__Directions__:
Repeat each record below exactly, dropping the pictures.

A block of data:
────

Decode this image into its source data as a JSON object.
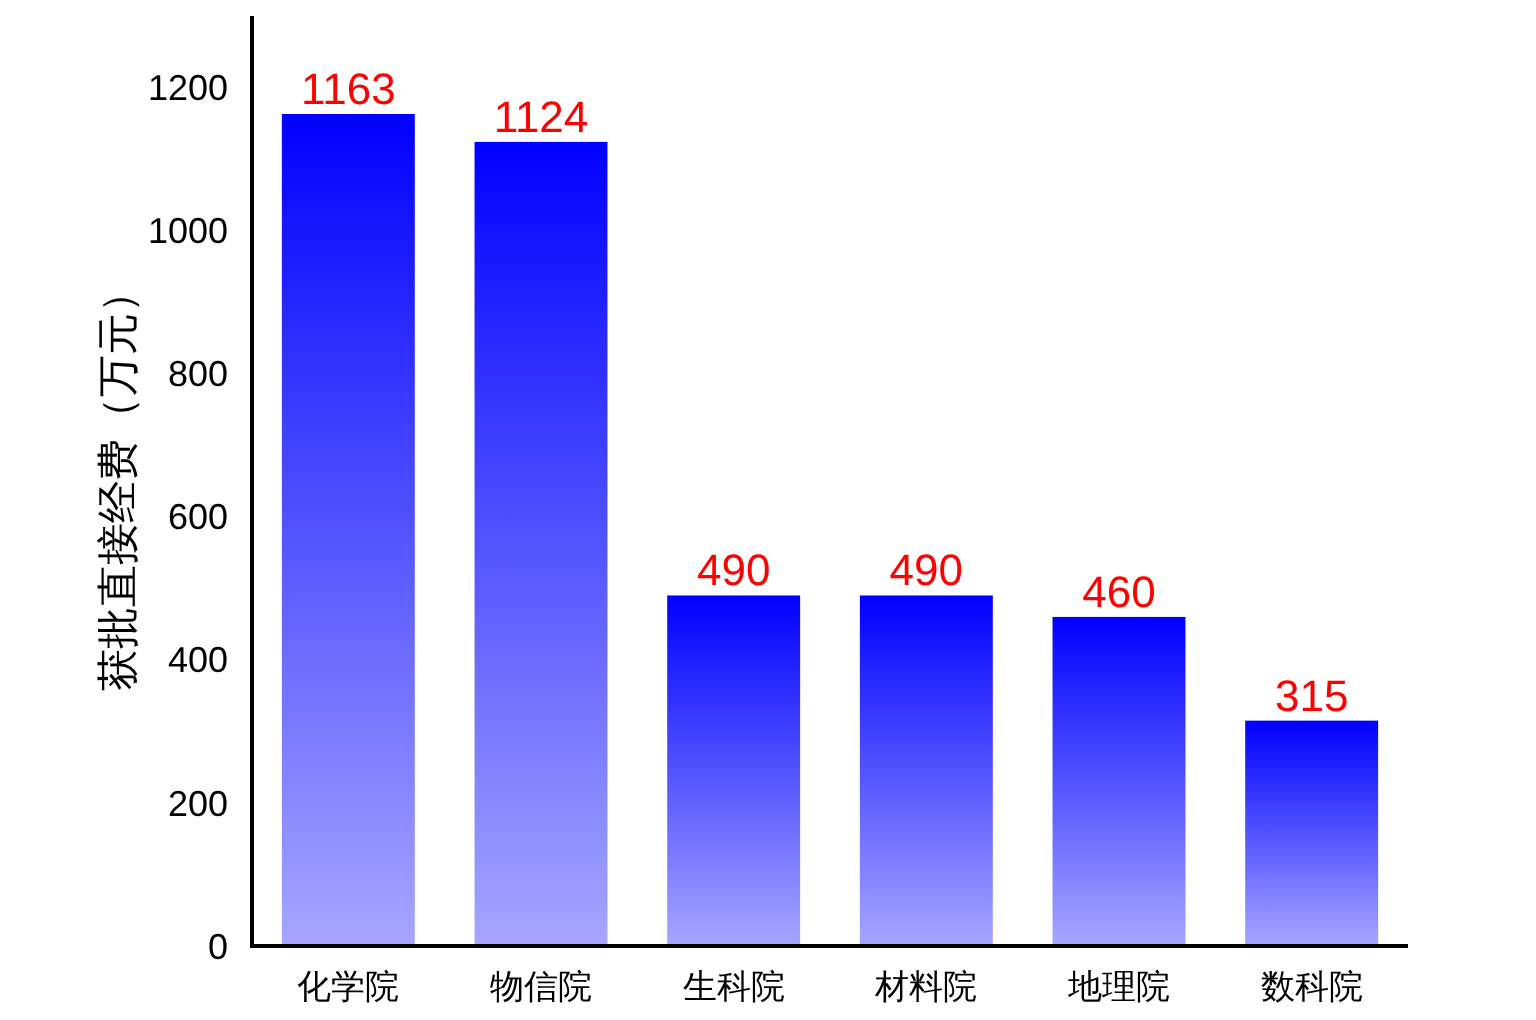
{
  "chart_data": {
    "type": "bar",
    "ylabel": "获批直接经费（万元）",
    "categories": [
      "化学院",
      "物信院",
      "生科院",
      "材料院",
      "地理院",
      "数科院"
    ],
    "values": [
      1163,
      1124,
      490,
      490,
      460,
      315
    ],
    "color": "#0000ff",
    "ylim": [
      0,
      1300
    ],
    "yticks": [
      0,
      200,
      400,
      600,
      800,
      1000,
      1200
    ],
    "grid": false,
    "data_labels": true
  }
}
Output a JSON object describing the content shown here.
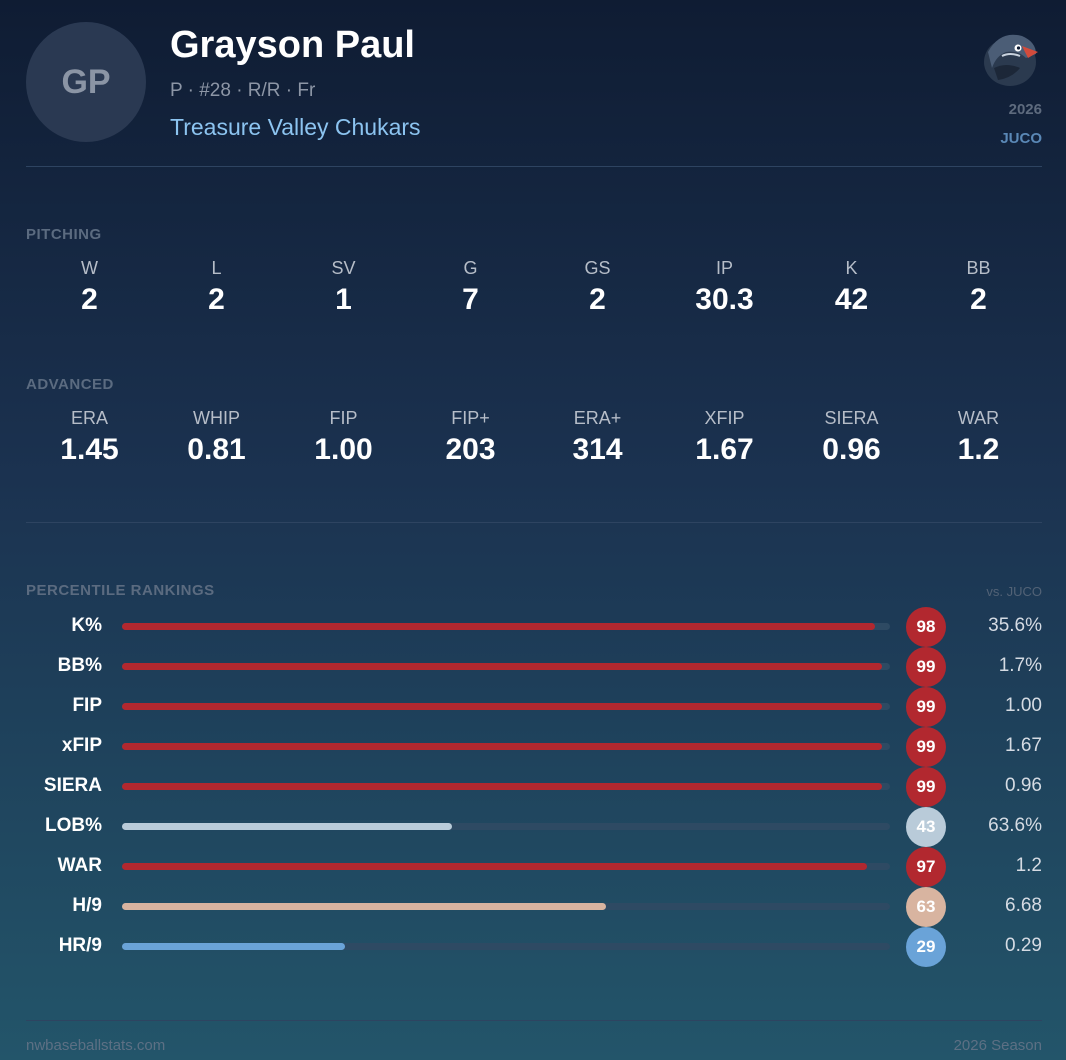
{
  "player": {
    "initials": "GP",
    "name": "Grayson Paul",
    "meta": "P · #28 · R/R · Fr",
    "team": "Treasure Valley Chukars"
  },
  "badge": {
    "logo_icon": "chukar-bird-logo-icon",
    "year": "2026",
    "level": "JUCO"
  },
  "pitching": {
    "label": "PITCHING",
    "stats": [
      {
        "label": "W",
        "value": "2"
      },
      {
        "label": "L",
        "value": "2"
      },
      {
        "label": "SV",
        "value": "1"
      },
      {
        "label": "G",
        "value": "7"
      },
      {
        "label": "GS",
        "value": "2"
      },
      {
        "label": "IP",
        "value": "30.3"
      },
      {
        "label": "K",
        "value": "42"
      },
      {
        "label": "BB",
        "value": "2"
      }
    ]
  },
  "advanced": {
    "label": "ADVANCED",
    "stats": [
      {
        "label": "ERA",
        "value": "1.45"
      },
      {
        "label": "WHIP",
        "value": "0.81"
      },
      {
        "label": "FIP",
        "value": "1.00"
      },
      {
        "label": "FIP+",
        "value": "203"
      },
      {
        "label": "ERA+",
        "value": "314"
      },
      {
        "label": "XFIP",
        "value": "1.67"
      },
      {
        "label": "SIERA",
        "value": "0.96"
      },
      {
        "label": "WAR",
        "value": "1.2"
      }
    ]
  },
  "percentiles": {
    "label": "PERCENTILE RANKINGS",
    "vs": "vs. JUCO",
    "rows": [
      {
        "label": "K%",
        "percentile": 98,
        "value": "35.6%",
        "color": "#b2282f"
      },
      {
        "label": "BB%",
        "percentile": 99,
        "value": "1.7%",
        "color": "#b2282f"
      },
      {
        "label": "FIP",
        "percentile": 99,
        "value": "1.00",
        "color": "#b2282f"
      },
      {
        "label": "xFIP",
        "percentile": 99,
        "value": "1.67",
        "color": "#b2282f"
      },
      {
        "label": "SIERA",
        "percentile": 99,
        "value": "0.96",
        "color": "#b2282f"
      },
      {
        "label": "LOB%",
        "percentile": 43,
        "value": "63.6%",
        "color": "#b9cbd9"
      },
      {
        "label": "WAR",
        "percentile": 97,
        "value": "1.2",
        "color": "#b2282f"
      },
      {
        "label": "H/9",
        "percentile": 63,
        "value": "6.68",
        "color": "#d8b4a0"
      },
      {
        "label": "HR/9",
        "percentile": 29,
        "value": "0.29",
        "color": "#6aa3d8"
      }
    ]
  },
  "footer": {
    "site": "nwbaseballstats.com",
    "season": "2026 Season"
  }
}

────

__Solution for this exercise__:
Decode this image into its source data as a JSON object.
{
  "chart_data": {
    "type": "bar",
    "ylabel": "获批直接经费（万元）",
    "categories": [
      "化学院",
      "物信院",
      "生科院",
      "材料院",
      "地理院",
      "数科院"
    ],
    "values": [
      1163,
      1124,
      490,
      490,
      460,
      315
    ],
    "color": "#0000ff",
    "ylim": [
      0,
      1300
    ],
    "yticks": [
      0,
      200,
      400,
      600,
      800,
      1000,
      1200
    ],
    "grid": false,
    "data_labels": true
  }
}
Output a JSON object describing the content shown here.
{
  "player": {
    "initials": "GP",
    "name": "Grayson Paul",
    "meta": "P · #28 · R/R · Fr",
    "team": "Treasure Valley Chukars"
  },
  "badge": {
    "logo_icon": "chukar-bird-logo-icon",
    "year": "2026",
    "level": "JUCO"
  },
  "pitching": {
    "label": "PITCHING",
    "stats": [
      {
        "label": "W",
        "value": "2"
      },
      {
        "label": "L",
        "value": "2"
      },
      {
        "label": "SV",
        "value": "1"
      },
      {
        "label": "G",
        "value": "7"
      },
      {
        "label": "GS",
        "value": "2"
      },
      {
        "label": "IP",
        "value": "30.3"
      },
      {
        "label": "K",
        "value": "42"
      },
      {
        "label": "BB",
        "value": "2"
      }
    ]
  },
  "advanced": {
    "label": "ADVANCED",
    "stats": [
      {
        "label": "ERA",
        "value": "1.45"
      },
      {
        "label": "WHIP",
        "value": "0.81"
      },
      {
        "label": "FIP",
        "value": "1.00"
      },
      {
        "label": "FIP+",
        "value": "203"
      },
      {
        "label": "ERA+",
        "value": "314"
      },
      {
        "label": "XFIP",
        "value": "1.67"
      },
      {
        "label": "SIERA",
        "value": "0.96"
      },
      {
        "label": "WAR",
        "value": "1.2"
      }
    ]
  },
  "percentiles": {
    "label": "PERCENTILE RANKINGS",
    "vs": "vs. JUCO",
    "rows": [
      {
        "label": "K%",
        "percentile": 98,
        "value": "35.6%",
        "color": "#b2282f"
      },
      {
        "label": "BB%",
        "percentile": 99,
        "value": "1.7%",
        "color": "#b2282f"
      },
      {
        "label": "FIP",
        "percentile": 99,
        "value": "1.00",
        "color": "#b2282f"
      },
      {
        "label": "xFIP",
        "percentile": 99,
        "value": "1.67",
        "color": "#b2282f"
      },
      {
        "label": "SIERA",
        "percentile": 99,
        "value": "0.96",
        "color": "#b2282f"
      },
      {
        "label": "LOB%",
        "percentile": 43,
        "value": "63.6%",
        "color": "#b9cbd9"
      },
      {
        "label": "WAR",
        "percentile": 97,
        "value": "1.2",
        "color": "#b2282f"
      },
      {
        "label": "H/9",
        "percentile": 63,
        "value": "6.68",
        "color": "#d8b4a0"
      },
      {
        "label": "HR/9",
        "percentile": 29,
        "value": "0.29",
        "color": "#6aa3d8"
      }
    ]
  },
  "footer": {
    "site": "nwbaseballstats.com",
    "season": "2026 Season"
  }
}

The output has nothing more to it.